— Start Record extracts —
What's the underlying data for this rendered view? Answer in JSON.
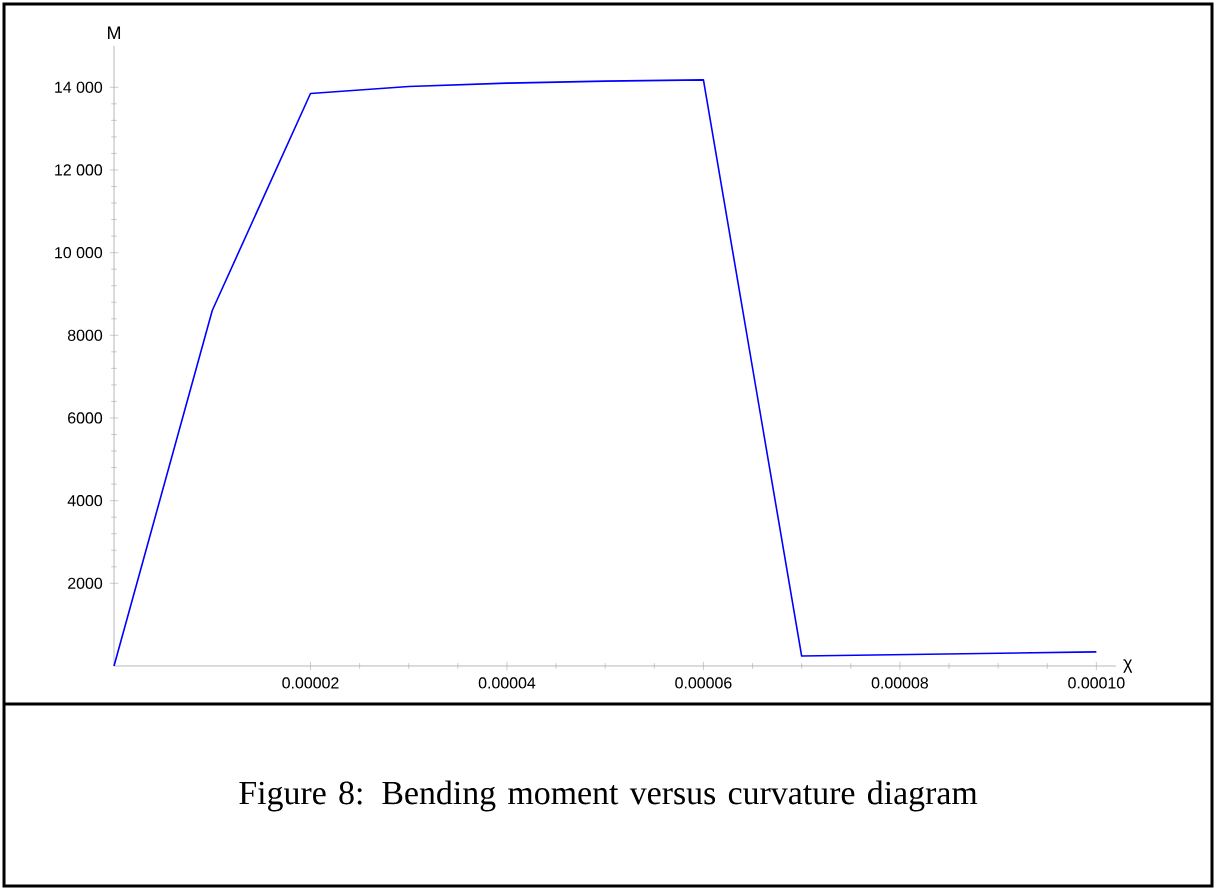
{
  "chart_data": {
    "type": "line",
    "xlabel": "χ",
    "ylabel": "M",
    "annotations": [
      "Figure 8: Bending moment versus curvature diagram"
    ],
    "x": [
      0,
      1e-05,
      2e-05,
      3e-05,
      4e-05,
      5e-05,
      6e-05,
      7e-05,
      0.0001
    ],
    "series": [
      {
        "color": "#0000ff",
        "values": [
          0,
          8600,
          13850,
          14020,
          14100,
          14150,
          14180,
          240,
          340
        ]
      }
    ],
    "xlim": [
      0,
      0.000102
    ],
    "ylim": [
      0,
      15000
    ],
    "xticks": [
      {
        "value": 2e-05,
        "label": "0.00002"
      },
      {
        "value": 4e-05,
        "label": "0.00004"
      },
      {
        "value": 6e-05,
        "label": "0.00006"
      },
      {
        "value": 8e-05,
        "label": "0.00008"
      },
      {
        "value": 0.0001,
        "label": "0.00010"
      }
    ],
    "yticks": [
      2000,
      4000,
      6000,
      8000,
      {
        "value": 10000,
        "label": "10 000"
      },
      {
        "value": 12000,
        "label": "12 000"
      },
      {
        "value": 14000,
        "label": "14 000"
      }
    ],
    "marker": "none",
    "line_style": "solid",
    "grid": false
  }
}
— End Record extracts —
Short task:
The records above are to be reproduced exactly; the pictures are to be left out.

Exercise response:
What's the underlying data for this rendered view? Answer in JSON.
{
  "chart_data": {
    "type": "line",
    "xlabel": "χ",
    "ylabel": "M",
    "annotations": [
      "Figure 8: Bending moment versus curvature diagram"
    ],
    "x": [
      0,
      1e-05,
      2e-05,
      3e-05,
      4e-05,
      5e-05,
      6e-05,
      7e-05,
      0.0001
    ],
    "series": [
      {
        "color": "#0000ff",
        "values": [
          0,
          8600,
          13850,
          14020,
          14100,
          14150,
          14180,
          240,
          340
        ]
      }
    ],
    "xlim": [
      0,
      0.000102
    ],
    "ylim": [
      0,
      15000
    ],
    "xticks": [
      {
        "value": 2e-05,
        "label": "0.00002"
      },
      {
        "value": 4e-05,
        "label": "0.00004"
      },
      {
        "value": 6e-05,
        "label": "0.00006"
      },
      {
        "value": 8e-05,
        "label": "0.00008"
      },
      {
        "value": 0.0001,
        "label": "0.00010"
      }
    ],
    "yticks": [
      2000,
      4000,
      6000,
      8000,
      {
        "value": 10000,
        "label": "10 000"
      },
      {
        "value": 12000,
        "label": "12 000"
      },
      {
        "value": 14000,
        "label": "14 000"
      }
    ],
    "marker": "none",
    "line_style": "solid",
    "grid": false
  }
}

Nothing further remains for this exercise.